> _WHAT YOU HAVE TO DO_
Tally the lines in the following entries that include the word "tela"; state only the total.

[Data records]
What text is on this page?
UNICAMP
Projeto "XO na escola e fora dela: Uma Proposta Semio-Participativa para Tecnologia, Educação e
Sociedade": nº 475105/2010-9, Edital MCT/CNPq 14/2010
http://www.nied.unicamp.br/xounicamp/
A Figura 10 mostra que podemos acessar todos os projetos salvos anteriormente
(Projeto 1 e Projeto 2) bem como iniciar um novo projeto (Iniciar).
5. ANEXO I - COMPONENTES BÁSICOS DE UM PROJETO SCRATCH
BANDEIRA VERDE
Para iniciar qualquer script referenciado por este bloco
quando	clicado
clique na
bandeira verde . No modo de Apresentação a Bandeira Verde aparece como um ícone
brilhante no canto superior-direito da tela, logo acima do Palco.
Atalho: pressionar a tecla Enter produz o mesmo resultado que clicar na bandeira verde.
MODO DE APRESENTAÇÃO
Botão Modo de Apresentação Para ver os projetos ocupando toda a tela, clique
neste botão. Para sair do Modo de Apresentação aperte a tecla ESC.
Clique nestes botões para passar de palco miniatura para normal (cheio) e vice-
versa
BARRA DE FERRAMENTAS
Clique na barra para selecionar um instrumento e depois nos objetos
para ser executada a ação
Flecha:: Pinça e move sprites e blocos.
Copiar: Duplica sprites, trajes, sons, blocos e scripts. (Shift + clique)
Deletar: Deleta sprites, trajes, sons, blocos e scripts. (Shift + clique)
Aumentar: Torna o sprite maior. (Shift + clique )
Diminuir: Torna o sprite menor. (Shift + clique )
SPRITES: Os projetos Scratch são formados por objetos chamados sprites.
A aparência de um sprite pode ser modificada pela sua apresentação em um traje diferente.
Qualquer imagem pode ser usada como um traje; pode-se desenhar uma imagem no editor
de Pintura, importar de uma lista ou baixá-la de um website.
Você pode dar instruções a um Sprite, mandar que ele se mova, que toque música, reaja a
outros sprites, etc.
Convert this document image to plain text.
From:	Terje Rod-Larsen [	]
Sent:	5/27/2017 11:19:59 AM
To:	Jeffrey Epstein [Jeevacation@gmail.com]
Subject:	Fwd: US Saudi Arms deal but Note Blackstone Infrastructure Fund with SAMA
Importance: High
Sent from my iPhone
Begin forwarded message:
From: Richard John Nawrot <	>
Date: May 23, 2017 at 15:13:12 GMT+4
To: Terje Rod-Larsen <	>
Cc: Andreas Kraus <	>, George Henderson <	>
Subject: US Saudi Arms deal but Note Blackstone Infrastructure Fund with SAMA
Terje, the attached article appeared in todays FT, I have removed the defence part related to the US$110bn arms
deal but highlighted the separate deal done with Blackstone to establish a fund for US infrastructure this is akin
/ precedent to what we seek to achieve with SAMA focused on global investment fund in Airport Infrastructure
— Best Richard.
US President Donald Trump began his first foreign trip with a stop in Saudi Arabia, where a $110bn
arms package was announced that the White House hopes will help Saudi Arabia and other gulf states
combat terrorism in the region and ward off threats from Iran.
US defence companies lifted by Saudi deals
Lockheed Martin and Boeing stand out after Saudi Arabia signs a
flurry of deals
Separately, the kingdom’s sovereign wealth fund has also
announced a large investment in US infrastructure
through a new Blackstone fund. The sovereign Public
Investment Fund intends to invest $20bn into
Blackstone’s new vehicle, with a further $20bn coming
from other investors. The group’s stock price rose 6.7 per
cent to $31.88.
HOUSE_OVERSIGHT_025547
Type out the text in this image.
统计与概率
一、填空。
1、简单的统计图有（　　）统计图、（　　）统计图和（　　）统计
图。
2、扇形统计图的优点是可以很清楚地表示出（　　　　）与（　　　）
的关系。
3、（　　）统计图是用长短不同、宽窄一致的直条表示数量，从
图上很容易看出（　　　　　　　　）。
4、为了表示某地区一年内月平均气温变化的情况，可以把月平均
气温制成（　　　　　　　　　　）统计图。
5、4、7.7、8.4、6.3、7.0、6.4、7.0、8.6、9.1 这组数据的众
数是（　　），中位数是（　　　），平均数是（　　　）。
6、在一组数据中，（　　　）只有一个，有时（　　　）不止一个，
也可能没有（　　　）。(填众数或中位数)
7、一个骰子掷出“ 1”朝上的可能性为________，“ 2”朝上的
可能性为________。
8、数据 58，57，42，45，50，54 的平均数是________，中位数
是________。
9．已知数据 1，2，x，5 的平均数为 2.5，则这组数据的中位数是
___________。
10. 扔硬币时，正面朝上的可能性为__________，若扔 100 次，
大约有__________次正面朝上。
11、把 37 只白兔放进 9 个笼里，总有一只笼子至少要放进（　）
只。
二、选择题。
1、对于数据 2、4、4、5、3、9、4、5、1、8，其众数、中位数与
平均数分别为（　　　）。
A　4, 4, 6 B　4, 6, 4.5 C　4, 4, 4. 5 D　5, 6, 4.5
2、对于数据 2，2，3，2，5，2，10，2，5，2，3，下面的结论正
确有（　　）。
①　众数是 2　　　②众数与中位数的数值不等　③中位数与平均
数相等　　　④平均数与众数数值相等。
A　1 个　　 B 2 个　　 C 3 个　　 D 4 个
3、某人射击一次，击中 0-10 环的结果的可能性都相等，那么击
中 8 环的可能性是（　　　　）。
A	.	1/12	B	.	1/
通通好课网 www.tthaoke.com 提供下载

> _WRITTEN ANSWER_
2